Task details:
Return the entries below in their exact form, leaving the pictures out.

Dataset entries:
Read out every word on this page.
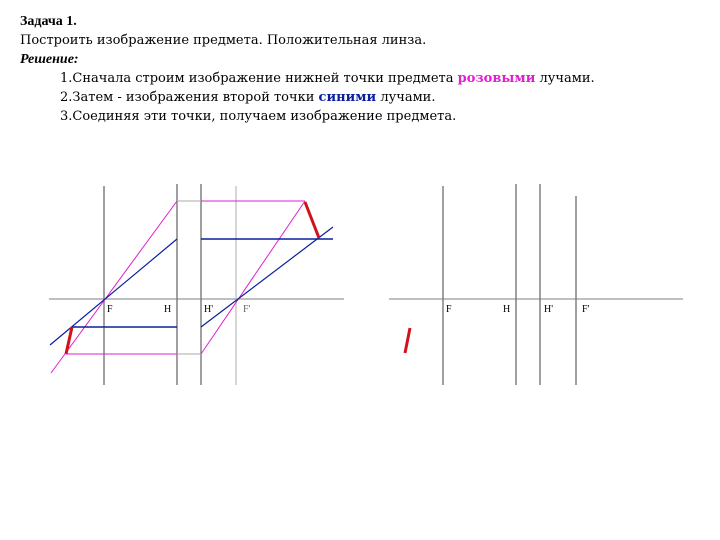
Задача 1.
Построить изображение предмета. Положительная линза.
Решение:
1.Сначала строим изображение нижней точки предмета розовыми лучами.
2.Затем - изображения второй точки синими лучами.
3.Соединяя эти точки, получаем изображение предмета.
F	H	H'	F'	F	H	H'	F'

Exercise answer:
Read out every word on this page.
Задача 1.
Построить изображение предмета. Положительная линза.
Решение:
1.Сначала строим изображение нижней точки предмета розовыми лучами.
2.Затем - изображения второй точки синими лучами.
3.Соединяя эти точки, получаем изображение предмета.
F	H	H'	F'	F	H	H'	F'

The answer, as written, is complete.